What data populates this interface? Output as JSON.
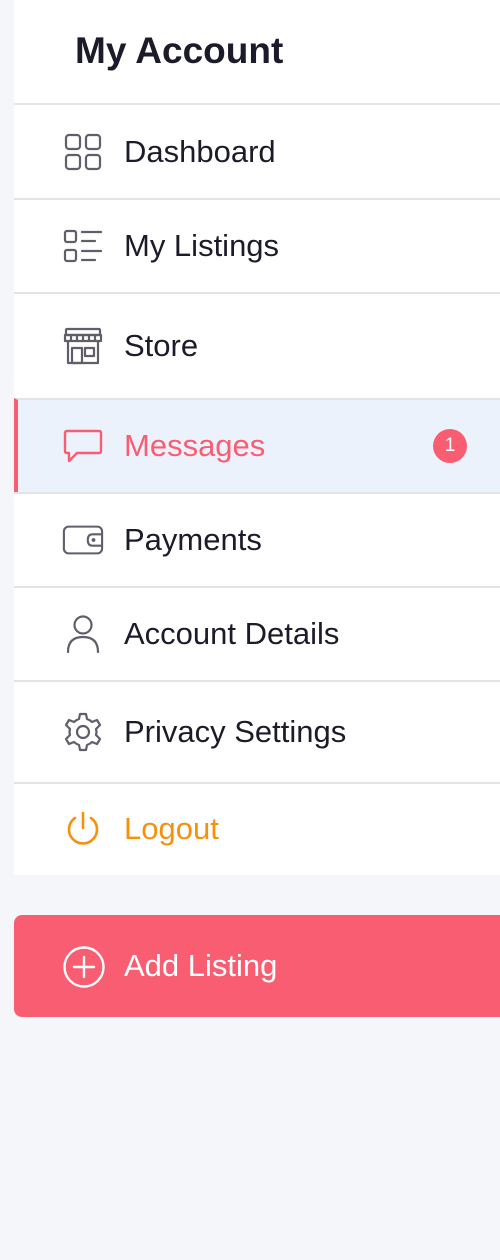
{
  "sidebar": {
    "title": "My Account",
    "items": [
      {
        "label": "Dashboard",
        "icon": "dashboard-grid-icon"
      },
      {
        "label": "My Listings",
        "icon": "listings-list-icon"
      },
      {
        "label": "Store",
        "icon": "store-icon"
      },
      {
        "label": "Messages",
        "icon": "message-bubble-icon",
        "badge": "1",
        "active": true
      },
      {
        "label": "Payments",
        "icon": "wallet-icon"
      },
      {
        "label": "Account Details",
        "icon": "user-icon"
      },
      {
        "label": "Privacy Settings",
        "icon": "gear-icon"
      },
      {
        "label": "Logout",
        "icon": "power-icon"
      }
    ]
  },
  "add_listing": {
    "label": "Add Listing",
    "icon": "plus-circle-icon"
  },
  "colors": {
    "accent": "#f85d72",
    "logout": "#f7900b",
    "active_background": "#ebf2fc",
    "page_background": "#f5f6fa",
    "text": "#1b1b2a",
    "icon": "#5f5f6b",
    "divider": "#e3e4e8"
  }
}
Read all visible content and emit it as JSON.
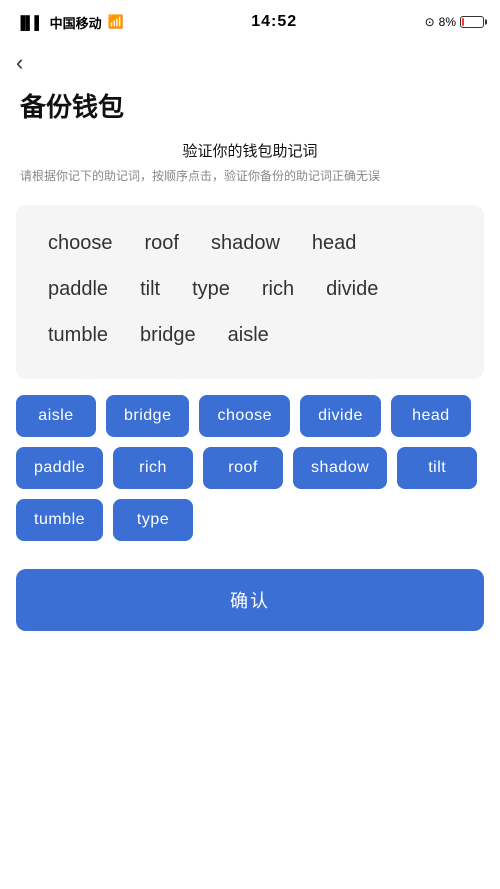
{
  "statusBar": {
    "carrier": "中国移动",
    "time": "14:52",
    "battery": "8%"
  },
  "nav": {
    "backArrow": "‹"
  },
  "page": {
    "title": "备份钱包",
    "instructionTitle": "验证你的钱包助记词",
    "instructionDesc": "请根据你记下的助记词，按顺序点击，验证你备份的助记词正确无误"
  },
  "displayWords": [
    [
      "choose",
      "roof",
      "shadow",
      "head"
    ],
    [
      "paddle",
      "tilt",
      "type",
      "rich",
      "divide"
    ],
    [
      "tumble",
      "bridge",
      "aisle"
    ]
  ],
  "wordButtons": [
    "aisle",
    "bridge",
    "choose",
    "divide",
    "head",
    "paddle",
    "rich",
    "roof",
    "shadow",
    "tilt",
    "tumble",
    "type"
  ],
  "confirmLabel": "确认",
  "colors": {
    "accent": "#3b6fd4",
    "background": "#f5f5f5"
  }
}
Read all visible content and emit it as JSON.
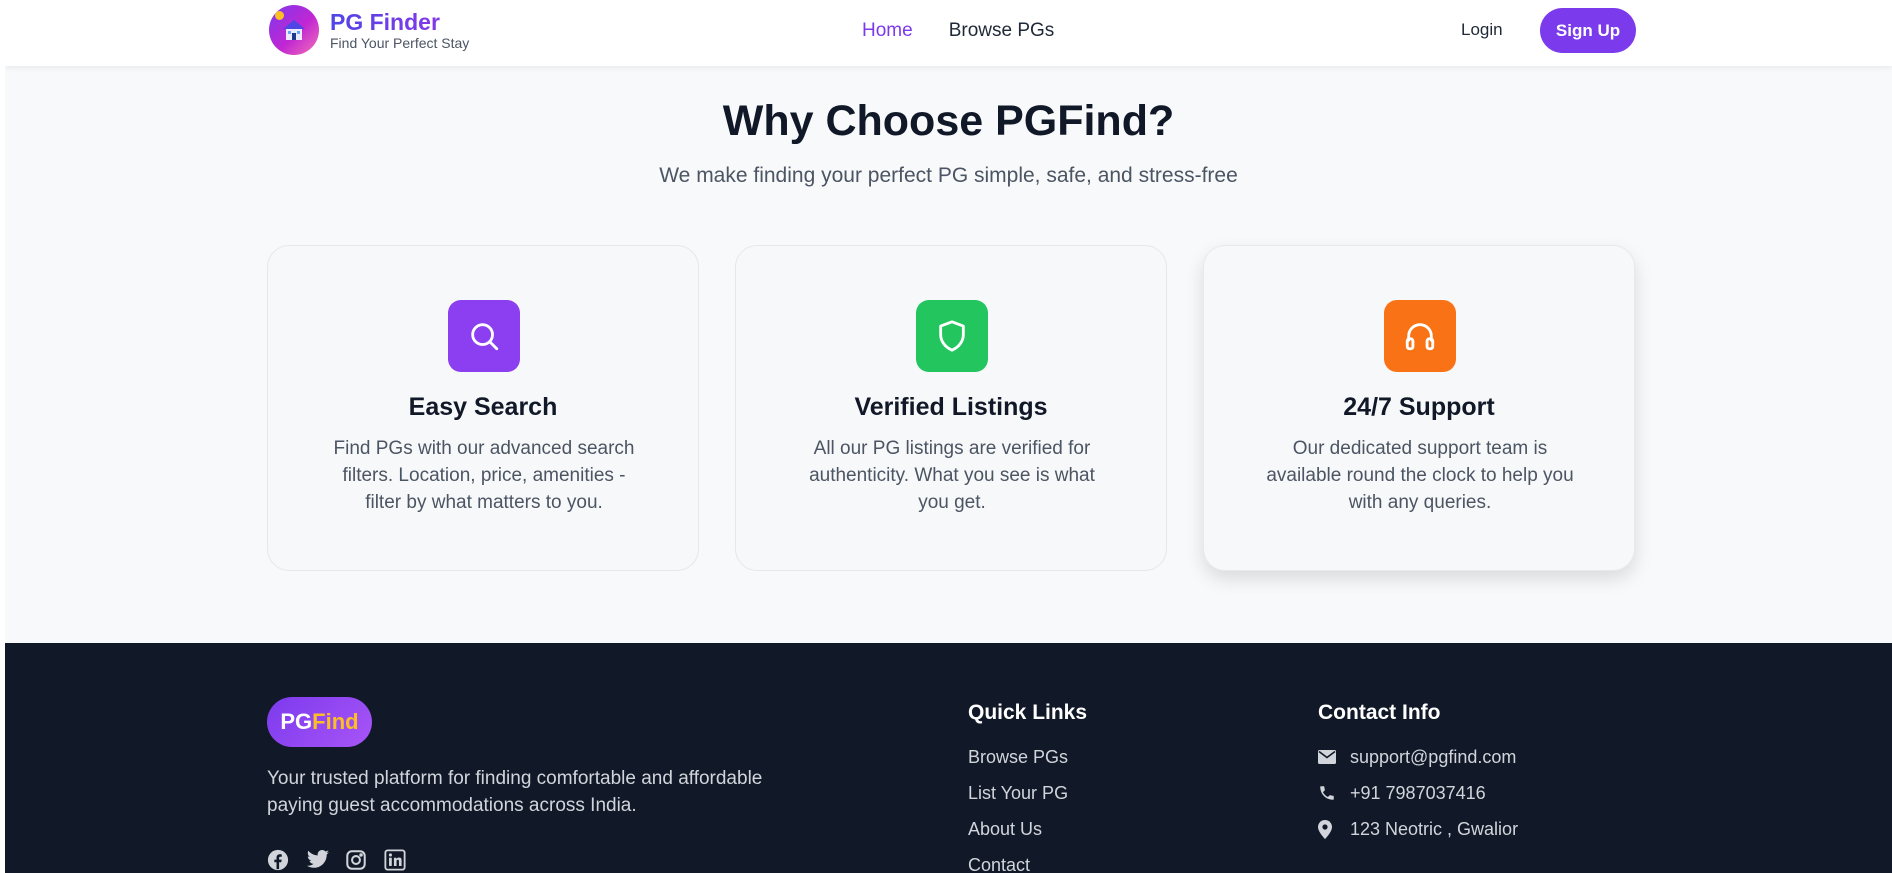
{
  "navbar": {
    "brand_name": "PG Finder",
    "brand_tagline": "Find Your Perfect Stay",
    "links": [
      {
        "label": "Home",
        "active": true
      },
      {
        "label": "Browse PGs",
        "active": false
      }
    ],
    "login_label": "Login",
    "signup_label": "Sign Up"
  },
  "why": {
    "title": "Why Choose PGFind?",
    "subtitle": "We make finding your perfect PG simple, safe, and stress-free",
    "cards": [
      {
        "icon": "search-icon",
        "color": "#8b3ff0",
        "title": "Easy Search",
        "desc": "Find PGs with our advanced search filters. Location, price, amenities - filter by what matters to you."
      },
      {
        "icon": "shield-icon",
        "color": "#22c55e",
        "title": "Verified Listings",
        "desc": "All our PG listings are verified for authenticity. What you see is what you get."
      },
      {
        "icon": "headphones-icon",
        "color": "#f97316",
        "title": "24/7 Support",
        "desc": "Our dedicated support team is available round the clock to help you with any queries."
      }
    ]
  },
  "footer": {
    "logo_pg": "PG",
    "logo_find": "Find",
    "description": "Your trusted platform for finding comfortable and affordable paying guest accommodations across India.",
    "socials": [
      "facebook-icon",
      "twitter-icon",
      "instagram-icon",
      "linkedin-icon"
    ],
    "quick_links_title": "Quick Links",
    "quick_links": [
      "Browse PGs",
      "List Your PG",
      "About Us",
      "Contact"
    ],
    "contact_title": "Contact Info",
    "contact": {
      "email": "support@pgfind.com",
      "phone": "+91 7987037416",
      "address": "123 Neotric , Gwalior"
    }
  },
  "colors": {
    "accent": "#7c3aed",
    "footer_bg": "#111827",
    "logo_yellow": "#fbbf24"
  }
}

_ _ _ _

• _Set task_
Filter the listing for the word "Account" and copy every line that holds it.

• _Written solution_
    "title": "My Account",
        "label": "Account Details",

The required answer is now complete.